# Objective
Locate every line in the records below that holds the word "subtitle" and return each one.

# Material to process

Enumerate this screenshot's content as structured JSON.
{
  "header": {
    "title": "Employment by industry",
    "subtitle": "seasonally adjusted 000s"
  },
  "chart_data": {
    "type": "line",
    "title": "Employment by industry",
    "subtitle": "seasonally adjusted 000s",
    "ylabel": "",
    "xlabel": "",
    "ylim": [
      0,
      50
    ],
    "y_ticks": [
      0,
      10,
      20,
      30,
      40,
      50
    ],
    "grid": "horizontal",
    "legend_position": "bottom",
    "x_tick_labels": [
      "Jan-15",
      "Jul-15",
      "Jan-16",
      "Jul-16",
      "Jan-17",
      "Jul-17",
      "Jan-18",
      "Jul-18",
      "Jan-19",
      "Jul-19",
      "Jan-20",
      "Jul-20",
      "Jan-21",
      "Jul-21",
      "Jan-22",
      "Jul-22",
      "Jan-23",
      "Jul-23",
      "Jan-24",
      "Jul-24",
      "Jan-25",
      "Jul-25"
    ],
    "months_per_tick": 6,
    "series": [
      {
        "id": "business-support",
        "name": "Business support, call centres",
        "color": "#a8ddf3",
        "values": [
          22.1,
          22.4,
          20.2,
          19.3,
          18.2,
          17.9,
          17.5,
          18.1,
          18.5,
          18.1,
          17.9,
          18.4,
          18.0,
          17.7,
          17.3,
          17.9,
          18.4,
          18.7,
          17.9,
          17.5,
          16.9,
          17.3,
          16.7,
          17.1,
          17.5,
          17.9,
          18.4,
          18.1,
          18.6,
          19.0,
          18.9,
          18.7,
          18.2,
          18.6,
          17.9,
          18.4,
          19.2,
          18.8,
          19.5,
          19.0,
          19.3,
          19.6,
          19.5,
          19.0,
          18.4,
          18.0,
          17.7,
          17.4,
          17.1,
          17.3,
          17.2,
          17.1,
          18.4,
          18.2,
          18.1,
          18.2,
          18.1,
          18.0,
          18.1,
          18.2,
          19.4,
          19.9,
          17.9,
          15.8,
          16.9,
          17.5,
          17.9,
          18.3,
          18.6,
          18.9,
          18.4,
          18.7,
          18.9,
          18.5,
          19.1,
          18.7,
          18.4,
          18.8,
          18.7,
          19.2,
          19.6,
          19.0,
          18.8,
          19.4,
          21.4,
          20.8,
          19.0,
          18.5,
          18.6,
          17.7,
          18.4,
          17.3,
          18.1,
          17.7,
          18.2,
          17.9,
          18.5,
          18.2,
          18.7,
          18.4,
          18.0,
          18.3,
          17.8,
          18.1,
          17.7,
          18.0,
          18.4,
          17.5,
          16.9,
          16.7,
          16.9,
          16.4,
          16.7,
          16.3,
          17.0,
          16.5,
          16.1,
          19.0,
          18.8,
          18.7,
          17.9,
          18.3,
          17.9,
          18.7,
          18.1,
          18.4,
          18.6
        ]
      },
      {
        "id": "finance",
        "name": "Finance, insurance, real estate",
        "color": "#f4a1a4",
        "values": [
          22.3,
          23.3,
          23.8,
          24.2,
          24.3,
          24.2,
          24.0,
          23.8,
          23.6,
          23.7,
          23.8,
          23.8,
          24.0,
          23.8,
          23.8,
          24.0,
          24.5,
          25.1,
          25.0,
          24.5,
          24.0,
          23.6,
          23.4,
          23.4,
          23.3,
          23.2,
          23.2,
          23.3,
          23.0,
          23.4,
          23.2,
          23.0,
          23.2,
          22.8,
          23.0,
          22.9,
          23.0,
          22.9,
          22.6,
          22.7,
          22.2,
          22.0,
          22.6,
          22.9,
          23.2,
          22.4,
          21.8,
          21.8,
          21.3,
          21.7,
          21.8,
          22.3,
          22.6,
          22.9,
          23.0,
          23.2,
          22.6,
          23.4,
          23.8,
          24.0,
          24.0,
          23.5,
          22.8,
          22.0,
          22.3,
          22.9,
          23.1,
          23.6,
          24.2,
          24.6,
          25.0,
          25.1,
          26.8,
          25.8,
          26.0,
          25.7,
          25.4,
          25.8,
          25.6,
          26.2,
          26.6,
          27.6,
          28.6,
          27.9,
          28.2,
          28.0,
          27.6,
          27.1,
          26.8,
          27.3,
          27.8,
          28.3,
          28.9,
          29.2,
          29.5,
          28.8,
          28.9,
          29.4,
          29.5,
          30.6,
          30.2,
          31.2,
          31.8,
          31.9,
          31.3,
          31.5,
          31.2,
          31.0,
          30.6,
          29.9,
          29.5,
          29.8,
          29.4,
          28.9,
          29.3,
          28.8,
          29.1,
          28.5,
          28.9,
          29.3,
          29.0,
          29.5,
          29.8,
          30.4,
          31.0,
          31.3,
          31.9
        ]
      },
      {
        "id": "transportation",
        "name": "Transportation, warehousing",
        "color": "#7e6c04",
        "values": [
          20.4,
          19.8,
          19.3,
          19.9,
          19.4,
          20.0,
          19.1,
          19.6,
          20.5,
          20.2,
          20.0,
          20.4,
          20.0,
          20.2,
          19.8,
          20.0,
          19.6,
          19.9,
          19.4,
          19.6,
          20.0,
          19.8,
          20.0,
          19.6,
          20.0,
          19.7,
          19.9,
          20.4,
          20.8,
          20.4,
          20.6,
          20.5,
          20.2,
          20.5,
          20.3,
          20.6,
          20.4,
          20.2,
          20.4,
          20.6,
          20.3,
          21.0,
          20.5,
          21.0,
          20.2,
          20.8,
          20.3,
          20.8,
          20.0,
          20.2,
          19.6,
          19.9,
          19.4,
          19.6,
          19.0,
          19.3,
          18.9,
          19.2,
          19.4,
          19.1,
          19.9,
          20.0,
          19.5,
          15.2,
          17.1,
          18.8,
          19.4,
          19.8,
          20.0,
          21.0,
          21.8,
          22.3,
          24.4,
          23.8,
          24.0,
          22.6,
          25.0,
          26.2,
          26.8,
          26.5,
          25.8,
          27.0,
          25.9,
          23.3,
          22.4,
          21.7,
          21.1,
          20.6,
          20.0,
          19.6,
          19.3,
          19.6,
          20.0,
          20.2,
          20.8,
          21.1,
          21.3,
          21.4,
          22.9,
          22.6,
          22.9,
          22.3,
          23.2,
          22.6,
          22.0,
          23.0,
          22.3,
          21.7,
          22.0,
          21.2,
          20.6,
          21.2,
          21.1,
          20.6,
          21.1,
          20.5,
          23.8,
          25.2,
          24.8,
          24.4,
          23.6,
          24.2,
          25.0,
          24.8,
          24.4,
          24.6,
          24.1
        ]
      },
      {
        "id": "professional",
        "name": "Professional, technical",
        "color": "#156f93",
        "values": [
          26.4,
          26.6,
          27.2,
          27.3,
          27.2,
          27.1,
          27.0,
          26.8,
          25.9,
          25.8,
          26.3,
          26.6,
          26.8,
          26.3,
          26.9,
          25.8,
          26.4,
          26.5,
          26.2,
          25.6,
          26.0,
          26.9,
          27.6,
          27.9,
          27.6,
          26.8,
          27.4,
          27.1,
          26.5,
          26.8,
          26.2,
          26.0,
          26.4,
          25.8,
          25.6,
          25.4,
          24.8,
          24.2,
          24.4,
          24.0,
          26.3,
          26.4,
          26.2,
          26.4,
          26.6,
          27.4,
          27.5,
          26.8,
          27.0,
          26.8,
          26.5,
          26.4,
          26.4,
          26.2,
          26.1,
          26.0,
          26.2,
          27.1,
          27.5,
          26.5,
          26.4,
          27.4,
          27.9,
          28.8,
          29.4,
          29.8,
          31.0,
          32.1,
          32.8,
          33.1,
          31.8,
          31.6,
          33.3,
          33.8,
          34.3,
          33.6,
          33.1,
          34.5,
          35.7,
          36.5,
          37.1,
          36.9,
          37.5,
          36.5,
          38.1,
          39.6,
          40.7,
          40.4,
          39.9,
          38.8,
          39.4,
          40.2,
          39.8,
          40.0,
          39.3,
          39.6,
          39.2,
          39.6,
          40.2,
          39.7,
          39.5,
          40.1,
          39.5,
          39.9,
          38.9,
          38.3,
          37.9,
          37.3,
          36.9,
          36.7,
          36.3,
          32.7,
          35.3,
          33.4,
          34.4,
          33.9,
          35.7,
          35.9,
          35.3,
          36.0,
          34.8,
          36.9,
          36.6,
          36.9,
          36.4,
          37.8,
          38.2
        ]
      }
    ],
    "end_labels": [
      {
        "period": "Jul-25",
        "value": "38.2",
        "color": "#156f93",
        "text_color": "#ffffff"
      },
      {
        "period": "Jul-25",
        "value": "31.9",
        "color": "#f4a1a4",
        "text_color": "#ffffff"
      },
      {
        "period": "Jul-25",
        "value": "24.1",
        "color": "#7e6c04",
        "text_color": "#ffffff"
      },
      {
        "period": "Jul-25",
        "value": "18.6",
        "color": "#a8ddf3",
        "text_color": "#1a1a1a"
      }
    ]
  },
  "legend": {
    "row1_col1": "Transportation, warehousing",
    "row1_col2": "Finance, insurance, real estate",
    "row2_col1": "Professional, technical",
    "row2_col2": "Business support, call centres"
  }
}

# Exercise result
    "subtitle": "seasonally adjusted 000s"
    "subtitle": "seasonally adjusted 000s",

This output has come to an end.